> _Given exercise_:
Copy all of the records below verbatim.

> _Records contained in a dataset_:
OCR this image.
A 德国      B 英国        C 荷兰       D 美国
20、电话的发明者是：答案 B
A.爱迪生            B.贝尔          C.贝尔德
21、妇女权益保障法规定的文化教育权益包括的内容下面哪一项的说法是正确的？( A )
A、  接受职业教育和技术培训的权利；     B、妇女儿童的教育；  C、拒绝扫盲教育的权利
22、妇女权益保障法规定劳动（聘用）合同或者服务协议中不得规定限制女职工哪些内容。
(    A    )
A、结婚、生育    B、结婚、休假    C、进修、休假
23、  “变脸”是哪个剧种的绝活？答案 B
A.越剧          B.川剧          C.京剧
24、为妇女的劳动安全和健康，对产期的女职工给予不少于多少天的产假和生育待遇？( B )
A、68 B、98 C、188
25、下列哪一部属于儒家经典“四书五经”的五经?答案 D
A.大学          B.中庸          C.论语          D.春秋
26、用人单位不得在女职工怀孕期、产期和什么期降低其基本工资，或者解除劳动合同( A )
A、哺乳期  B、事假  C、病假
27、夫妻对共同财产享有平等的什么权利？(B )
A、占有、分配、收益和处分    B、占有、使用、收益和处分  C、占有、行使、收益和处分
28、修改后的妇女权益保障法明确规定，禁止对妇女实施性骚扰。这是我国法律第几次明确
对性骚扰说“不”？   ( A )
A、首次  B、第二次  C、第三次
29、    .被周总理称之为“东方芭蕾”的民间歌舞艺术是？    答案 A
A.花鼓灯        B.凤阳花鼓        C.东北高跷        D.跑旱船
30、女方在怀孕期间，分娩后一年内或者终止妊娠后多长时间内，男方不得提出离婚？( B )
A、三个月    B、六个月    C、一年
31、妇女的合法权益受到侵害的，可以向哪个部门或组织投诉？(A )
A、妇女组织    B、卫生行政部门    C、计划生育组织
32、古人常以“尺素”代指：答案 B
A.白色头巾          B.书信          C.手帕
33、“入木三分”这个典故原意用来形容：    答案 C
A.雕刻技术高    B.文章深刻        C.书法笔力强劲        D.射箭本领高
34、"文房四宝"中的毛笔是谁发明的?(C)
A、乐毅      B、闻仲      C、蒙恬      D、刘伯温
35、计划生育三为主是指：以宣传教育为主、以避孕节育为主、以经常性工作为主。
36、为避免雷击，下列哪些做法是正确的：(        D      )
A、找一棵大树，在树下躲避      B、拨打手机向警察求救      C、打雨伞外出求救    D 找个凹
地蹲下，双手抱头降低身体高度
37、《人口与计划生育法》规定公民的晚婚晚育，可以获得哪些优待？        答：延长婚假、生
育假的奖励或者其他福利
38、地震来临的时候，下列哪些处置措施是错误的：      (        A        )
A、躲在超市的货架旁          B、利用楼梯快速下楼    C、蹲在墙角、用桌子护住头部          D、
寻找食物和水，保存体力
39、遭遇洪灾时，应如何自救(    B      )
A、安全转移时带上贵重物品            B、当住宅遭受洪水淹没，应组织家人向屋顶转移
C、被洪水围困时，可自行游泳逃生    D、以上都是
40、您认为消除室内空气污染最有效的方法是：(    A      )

> _Full response_:
OCR this image.
A 德国      B 英国        C 荷兰       D 美国
20、电话的发明者是：答案 B
A.爱迪生            B.贝尔          C.贝尔德
21、妇女权益保障法规定的文化教育权益包括的内容下面哪一项的说法是正确的？( A )
A、  接受职业教育和技术培训的权利；     B、妇女儿童的教育；  C、拒绝扫盲教育的权利
22、妇女权益保障法规定劳动（聘用）合同或者服务协议中不得规定限制女职工哪些内容。
(    A    )
A、结婚、生育    B、结婚、休假    C、进修、休假
23、  “变脸”是哪个剧种的绝活？答案 B
A.越剧          B.川剧          C.京剧
24、为妇女的劳动安全和健康，对产期的女职工给予不少于多少天的产假和生育待遇？( B )
A、68 B、98 C、188
25、下列哪一部属于儒家经典“四书五经”的五经?答案 D
A.大学          B.中庸          C.论语          D.春秋
26、用人单位不得在女职工怀孕期、产期和什么期降低其基本工资，或者解除劳动合同( A )
A、哺乳期  B、事假  C、病假
27、夫妻对共同财产享有平等的什么权利？(B )
A、占有、分配、收益和处分    B、占有、使用、收益和处分  C、占有、行使、收益和处分
28、修改后的妇女权益保障法明确规定，禁止对妇女实施性骚扰。这是我国法律第几次明确
对性骚扰说“不”？   ( A )
A、首次  B、第二次  C、第三次
29、    .被周总理称之为“东方芭蕾”的民间歌舞艺术是？    答案 A
A.花鼓灯        B.凤阳花鼓        C.东北高跷        D.跑旱船
30、女方在怀孕期间，分娩后一年内或者终止妊娠后多长时间内，男方不得提出离婚？( B )
A、三个月    B、六个月    C、一年
31、妇女的合法权益受到侵害的，可以向哪个部门或组织投诉？(A )
A、妇女组织    B、卫生行政部门    C、计划生育组织
32、古人常以“尺素”代指：答案 B
A.白色头巾          B.书信          C.手帕
33、“入木三分”这个典故原意用来形容：    答案 C
A.雕刻技术高    B.文章深刻        C.书法笔力强劲        D.射箭本领高
34、"文房四宝"中的毛笔是谁发明的?(C)
A、乐毅      B、闻仲      C、蒙恬      D、刘伯温
35、计划生育三为主是指：以宣传教育为主、以避孕节育为主、以经常性工作为主。
36、为避免雷击，下列哪些做法是正确的：(        D      )
A、找一棵大树，在树下躲避      B、拨打手机向警察求救      C、打雨伞外出求救    D 找个凹
地蹲下，双手抱头降低身体高度
37、《人口与计划生育法》规定公民的晚婚晚育，可以获得哪些优待？        答：延长婚假、生
育假的奖励或者其他福利
38、地震来临的时候，下列哪些处置措施是错误的：      (        A        )
A、躲在超市的货架旁          B、利用楼梯快速下楼    C、蹲在墙角、用桌子护住头部          D、
寻找食物和水，保存体力
39、遭遇洪灾时，应如何自救(    B      )
A、安全转移时带上贵重物品            B、当住宅遭受洪水淹没，应组织家人向屋顶转移
C、被洪水围困时，可自行游泳逃生    D、以上都是
40、您认为消除室内空气污染最有效的方法是：(    A      )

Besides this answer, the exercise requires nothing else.